■ Extracted text:
<<<<

Working with AI Agents
As AI coding agents continue to improve, generated code is increasingly a part
of the software development process, and indeed projects that plan to use
AI-generated code should be structured to provide maximum context--including
goals, style and API design guidelines, and non-negotiable development rules--to
make agents effective. The checkle
codebase is designed to do just that.
Starting with AGENTS.md and including additional context in the context/
directory, the codebase comes with many specific requirements and guidelines
that all AI agents must follow to ensure code quality and maintainability.
Strict Rule Compliance
AI agents working on checkle must follow all development rules without exception. At minimum, this includes:
- Quality Checks: Run
cargo fmt
,cargo check
, andcargo clippy --all-targets --all-features -- -D warnings
before declaring any work complete - No Lint Suppressions: Never add
#[allow()]
lint suppressions without explicit permission from the project maintainer.clippy
lints operate under an opt-out default principle, which means project lints are exceptionally strict and demanding unless exceptions have been explicitly approved. This keeps coding agents "on the rails" quite effectively while also providing specific, achievable feedback on how to verify that a feature is actually finished. - Three-Test Rule: Every change must include at least 3 new, improved tests, or replaced tests
Frequent Context Loading
Before making any changes, AI agents must read and understand these documents:
- AGENTS.md - Complete development guidelines and project rules
- README.md - Project overview and goals
- TIGER_STYLE.md - World-class software robustness principles
- GRUG BRAIN DEVELOPER - Pragmatic simplicity principles
It is also recommended that agents review these documents after implementing a feature to ensure that the submitted code is standards-compliant and leaves the codebase better than it was found.

>>>>

[Stored items from a collection]
<<<<

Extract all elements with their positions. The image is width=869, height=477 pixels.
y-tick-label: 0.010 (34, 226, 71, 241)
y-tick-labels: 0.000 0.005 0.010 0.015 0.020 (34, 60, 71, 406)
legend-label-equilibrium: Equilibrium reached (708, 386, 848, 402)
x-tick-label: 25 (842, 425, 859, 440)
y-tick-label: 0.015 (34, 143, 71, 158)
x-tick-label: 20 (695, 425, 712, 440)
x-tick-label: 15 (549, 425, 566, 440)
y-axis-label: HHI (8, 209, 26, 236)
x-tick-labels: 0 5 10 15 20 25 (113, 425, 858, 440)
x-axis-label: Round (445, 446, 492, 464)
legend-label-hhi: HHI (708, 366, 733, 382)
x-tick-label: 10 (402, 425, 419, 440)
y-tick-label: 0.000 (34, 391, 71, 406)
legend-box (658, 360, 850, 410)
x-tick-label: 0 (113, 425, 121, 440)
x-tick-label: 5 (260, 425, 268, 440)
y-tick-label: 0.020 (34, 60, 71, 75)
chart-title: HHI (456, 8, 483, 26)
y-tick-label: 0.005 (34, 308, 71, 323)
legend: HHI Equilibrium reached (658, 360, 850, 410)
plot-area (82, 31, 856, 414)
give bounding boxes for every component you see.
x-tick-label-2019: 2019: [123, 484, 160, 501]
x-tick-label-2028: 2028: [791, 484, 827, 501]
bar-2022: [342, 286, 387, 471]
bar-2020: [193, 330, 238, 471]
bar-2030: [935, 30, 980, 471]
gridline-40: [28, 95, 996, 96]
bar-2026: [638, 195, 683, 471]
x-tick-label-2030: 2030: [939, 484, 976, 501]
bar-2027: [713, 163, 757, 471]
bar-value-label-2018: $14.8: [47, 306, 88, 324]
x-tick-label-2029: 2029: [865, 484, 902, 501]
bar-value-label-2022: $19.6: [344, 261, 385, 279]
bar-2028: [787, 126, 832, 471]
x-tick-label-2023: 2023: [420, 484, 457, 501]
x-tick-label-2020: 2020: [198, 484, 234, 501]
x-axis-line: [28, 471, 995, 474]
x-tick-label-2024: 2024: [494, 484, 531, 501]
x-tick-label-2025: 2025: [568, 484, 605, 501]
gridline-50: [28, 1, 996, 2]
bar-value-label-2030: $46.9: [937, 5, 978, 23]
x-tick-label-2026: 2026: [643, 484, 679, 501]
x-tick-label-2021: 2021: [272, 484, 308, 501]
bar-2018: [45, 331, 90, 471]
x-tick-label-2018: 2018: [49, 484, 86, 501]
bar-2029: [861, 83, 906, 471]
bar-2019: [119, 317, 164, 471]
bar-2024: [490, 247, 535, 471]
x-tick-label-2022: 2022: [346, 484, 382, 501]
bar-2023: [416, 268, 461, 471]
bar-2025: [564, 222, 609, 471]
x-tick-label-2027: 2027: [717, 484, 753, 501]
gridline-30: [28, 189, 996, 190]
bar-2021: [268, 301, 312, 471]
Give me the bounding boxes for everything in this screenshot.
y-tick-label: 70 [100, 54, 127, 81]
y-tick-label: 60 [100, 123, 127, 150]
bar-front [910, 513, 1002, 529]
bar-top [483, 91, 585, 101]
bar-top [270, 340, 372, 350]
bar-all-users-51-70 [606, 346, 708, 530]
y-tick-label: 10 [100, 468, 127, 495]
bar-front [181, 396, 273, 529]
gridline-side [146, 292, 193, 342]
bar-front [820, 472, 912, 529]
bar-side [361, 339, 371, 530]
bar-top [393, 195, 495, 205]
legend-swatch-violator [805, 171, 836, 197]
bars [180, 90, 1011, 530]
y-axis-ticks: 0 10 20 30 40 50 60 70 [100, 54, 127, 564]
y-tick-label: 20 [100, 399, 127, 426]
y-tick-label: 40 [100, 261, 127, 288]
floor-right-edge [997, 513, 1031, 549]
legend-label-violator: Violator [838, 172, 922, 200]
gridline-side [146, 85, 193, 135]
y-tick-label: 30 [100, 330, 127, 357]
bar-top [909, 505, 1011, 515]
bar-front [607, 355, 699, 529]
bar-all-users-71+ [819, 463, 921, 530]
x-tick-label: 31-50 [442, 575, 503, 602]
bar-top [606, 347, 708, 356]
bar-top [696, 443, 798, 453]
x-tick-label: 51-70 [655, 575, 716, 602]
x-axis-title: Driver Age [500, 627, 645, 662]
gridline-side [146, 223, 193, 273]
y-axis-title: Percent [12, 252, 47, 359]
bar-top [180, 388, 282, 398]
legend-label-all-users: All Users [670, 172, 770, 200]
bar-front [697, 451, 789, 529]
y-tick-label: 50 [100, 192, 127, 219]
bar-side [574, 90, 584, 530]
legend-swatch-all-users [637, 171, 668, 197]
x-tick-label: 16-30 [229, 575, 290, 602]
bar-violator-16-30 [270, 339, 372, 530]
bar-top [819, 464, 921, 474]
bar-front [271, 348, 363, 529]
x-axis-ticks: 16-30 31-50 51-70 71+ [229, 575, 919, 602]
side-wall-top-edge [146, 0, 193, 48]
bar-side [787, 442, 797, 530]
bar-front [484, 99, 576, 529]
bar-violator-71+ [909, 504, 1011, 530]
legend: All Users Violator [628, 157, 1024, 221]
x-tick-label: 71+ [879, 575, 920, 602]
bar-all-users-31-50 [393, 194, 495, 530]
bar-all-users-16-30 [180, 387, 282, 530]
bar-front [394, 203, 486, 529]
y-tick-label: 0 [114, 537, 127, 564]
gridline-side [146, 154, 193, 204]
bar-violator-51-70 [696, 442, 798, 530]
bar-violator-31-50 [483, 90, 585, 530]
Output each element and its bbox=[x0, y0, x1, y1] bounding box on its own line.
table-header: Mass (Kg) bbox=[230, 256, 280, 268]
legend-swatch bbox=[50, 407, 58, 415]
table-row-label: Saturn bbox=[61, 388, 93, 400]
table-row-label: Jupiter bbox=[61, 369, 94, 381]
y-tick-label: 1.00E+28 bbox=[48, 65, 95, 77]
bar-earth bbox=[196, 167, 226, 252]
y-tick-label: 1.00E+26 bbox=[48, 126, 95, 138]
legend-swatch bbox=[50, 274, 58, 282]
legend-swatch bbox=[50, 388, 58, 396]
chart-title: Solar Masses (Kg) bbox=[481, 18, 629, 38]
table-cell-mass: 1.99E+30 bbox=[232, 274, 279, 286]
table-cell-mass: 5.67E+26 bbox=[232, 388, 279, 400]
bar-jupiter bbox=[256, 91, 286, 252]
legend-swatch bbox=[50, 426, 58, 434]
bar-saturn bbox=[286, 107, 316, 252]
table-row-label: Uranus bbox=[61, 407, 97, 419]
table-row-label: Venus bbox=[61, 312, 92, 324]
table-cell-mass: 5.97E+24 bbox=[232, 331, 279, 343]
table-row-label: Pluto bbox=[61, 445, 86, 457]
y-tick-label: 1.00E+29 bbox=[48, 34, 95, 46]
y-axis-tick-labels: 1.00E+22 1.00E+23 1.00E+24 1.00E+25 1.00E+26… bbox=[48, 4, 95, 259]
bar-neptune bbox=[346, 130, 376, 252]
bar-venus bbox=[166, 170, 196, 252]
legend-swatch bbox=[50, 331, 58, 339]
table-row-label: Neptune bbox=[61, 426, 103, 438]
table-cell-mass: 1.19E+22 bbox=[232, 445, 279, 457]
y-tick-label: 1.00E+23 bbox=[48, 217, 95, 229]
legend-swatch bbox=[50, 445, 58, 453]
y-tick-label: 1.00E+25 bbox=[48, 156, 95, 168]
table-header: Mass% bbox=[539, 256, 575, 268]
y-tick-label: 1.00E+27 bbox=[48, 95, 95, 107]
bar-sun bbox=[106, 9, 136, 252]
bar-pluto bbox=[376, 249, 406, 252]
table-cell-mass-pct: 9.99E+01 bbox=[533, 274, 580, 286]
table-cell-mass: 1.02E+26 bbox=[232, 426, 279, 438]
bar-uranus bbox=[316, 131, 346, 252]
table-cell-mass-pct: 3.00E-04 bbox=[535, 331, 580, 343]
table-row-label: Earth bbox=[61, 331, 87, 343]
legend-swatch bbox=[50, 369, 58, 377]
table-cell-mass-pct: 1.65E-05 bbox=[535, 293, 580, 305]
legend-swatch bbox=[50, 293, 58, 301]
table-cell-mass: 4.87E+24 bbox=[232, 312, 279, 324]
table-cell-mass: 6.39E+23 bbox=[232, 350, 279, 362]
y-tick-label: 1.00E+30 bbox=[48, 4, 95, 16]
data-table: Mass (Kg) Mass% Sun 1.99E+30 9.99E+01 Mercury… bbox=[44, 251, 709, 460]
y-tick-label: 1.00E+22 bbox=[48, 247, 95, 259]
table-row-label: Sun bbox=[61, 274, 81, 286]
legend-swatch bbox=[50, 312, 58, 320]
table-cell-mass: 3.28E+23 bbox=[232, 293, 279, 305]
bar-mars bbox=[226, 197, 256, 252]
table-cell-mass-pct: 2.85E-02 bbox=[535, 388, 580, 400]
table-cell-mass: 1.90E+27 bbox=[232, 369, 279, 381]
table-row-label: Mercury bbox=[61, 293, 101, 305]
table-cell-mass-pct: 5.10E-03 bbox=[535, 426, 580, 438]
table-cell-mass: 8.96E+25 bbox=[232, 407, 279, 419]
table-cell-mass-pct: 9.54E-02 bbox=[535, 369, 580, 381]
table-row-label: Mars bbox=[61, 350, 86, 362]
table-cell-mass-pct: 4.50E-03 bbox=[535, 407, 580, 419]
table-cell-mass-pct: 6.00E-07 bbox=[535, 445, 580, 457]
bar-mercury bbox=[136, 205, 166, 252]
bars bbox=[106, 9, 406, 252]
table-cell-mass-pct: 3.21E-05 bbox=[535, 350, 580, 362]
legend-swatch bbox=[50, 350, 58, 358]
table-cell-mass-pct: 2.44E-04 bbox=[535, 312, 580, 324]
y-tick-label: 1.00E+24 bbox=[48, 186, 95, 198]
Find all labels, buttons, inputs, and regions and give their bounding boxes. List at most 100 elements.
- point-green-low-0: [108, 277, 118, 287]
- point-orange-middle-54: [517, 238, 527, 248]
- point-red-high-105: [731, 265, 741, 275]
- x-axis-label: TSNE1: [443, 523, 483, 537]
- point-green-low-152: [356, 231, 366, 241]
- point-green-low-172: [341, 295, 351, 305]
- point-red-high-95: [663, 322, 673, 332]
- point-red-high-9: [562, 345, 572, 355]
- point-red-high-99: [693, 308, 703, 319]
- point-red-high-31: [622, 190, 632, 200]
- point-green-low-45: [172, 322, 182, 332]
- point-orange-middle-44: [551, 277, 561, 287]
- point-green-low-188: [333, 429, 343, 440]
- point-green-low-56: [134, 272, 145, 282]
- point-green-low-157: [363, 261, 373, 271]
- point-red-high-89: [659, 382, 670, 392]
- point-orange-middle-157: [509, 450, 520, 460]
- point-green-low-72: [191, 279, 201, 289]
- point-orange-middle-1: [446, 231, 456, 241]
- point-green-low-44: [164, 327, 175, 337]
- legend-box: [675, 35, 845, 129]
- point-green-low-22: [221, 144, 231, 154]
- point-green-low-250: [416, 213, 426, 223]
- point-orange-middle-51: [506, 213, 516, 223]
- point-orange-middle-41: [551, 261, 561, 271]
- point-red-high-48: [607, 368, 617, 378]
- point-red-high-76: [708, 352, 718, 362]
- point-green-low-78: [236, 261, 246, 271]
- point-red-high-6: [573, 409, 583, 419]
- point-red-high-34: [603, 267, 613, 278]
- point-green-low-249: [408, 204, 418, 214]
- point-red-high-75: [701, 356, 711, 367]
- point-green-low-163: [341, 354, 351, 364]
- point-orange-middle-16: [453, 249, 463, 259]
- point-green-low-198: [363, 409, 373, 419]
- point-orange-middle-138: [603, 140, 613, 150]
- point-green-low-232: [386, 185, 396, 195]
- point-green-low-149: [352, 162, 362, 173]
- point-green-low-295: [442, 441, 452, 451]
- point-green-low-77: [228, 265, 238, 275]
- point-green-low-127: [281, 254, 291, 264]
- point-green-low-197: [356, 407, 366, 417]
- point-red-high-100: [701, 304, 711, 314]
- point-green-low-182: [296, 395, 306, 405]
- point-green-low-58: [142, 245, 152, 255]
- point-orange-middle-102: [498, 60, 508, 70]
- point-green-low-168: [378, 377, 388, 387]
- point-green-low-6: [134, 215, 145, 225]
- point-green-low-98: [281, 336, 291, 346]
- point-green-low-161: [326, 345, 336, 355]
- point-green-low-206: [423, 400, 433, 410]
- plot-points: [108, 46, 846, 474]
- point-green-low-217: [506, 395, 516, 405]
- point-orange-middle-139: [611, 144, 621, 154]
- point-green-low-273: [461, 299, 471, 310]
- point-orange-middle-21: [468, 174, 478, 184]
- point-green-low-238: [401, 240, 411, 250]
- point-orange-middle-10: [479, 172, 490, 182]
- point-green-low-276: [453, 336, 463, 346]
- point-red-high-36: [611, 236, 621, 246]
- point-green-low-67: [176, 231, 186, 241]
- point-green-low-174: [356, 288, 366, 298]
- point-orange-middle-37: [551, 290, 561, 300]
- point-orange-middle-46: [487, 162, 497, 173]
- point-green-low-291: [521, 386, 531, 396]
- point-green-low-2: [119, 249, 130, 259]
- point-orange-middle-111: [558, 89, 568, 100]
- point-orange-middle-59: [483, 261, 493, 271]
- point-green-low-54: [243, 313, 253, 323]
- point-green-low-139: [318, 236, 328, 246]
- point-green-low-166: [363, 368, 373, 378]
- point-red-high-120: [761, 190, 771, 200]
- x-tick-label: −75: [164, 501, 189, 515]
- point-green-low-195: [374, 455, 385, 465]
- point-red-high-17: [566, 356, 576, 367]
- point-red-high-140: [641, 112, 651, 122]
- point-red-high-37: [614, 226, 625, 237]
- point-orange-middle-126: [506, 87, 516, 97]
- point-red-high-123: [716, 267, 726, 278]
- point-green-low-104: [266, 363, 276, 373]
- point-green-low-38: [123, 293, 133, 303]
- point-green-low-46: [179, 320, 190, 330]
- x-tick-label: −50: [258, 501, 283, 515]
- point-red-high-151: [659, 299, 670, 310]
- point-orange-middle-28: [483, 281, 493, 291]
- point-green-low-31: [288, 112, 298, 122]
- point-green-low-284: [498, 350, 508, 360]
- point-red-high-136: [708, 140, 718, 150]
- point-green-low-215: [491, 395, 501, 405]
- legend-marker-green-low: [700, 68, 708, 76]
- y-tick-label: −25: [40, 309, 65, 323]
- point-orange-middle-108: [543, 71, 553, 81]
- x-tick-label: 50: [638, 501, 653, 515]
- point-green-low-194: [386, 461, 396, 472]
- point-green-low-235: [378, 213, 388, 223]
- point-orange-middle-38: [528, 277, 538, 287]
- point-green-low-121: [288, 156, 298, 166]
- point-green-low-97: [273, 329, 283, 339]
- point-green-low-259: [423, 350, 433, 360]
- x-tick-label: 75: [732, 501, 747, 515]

>>>>

■ Exercise 1:
Answer these questions using the text on working with AI agents:
(a) How many new, improved, or replaced tests must every change include?
(b) Which document is described as providing "World-class software robustness principles"?
(c) Besides AGENTS.md, in which directory does the codebase place additional context?
■ Exercise 2: Write the next part of the text on working with AI agents, beginning after its final sentence.

■ Expected answer 1:
(a) At least 3.
(b) TIGER_STYLE.md.
(c) The context/ directory.

■ Expected answer 2:
Essential Guidelines for AI Agents
Performance Focus
checkle is designed for bioinformatics workflows with terabyte-scale files. Always consider:
- Multicore utilization and parallel processing
- Memory efficiency for large file handling
- Merkle tree optimization opportunities
- Buffer reuse and minimal allocations
Code Quality Standards
The project enforces extremely strict quality standards:
- Zero clippy warnings allowed
- Comprehensive test coverage required
- No
unwrap()
calls in production code - Proper error handling with context
Balance Principles
Follow both development philosophies:
- Tiger Style: Robustness, assertions, resource limits
- Grug Brain: Simplicity, avoiding premature complexity
When these conflict, prefer solutions that are both robust AND simple.
Bioinformatics Context
Remember that checkle serves genomics researchers who:
- Work with files that can be 500GB+ each
- Need reliable integrity verification for critical data
- Require fast batch processing of many large files
- Value performance and correctness over feature richness
Critical Requirements
Documentation Reading
Working without reading the required documents (AGENTS.md, README.md, TIGER_STYLE.md, GRUG BRAIN DEVELOPER) is unacceptable and will result in code rejection.
Error Prevention
Common mistakes AI agents must avoid:
- Adding dependencies without approval
- Skipping quality checks
- Writing tests that only verify assertions
- Adding complexity without clear benefit
- Ignoring performance implications
Success Criteria
Code is considered complete only when:
- All quality checks pass without warnings
- At least 3 meaningful tests are included
- Performance implications have been considered
- Tiger Style and Grug Brain principles are balanced
- The change serves the bioinformatics use case
Getting Started
- Read all required documentation
- Understand the specific task requirements
- Consider performance and simplicity implications
- Implement with comprehensive error handling
- Add thorough tests
- Run all quality checks
- Document any architectural decisions
By following these guidelines, AI agents can contribute effectively to checkle while maintaining the high standards that make it reliable for critical bioinformatics workflows.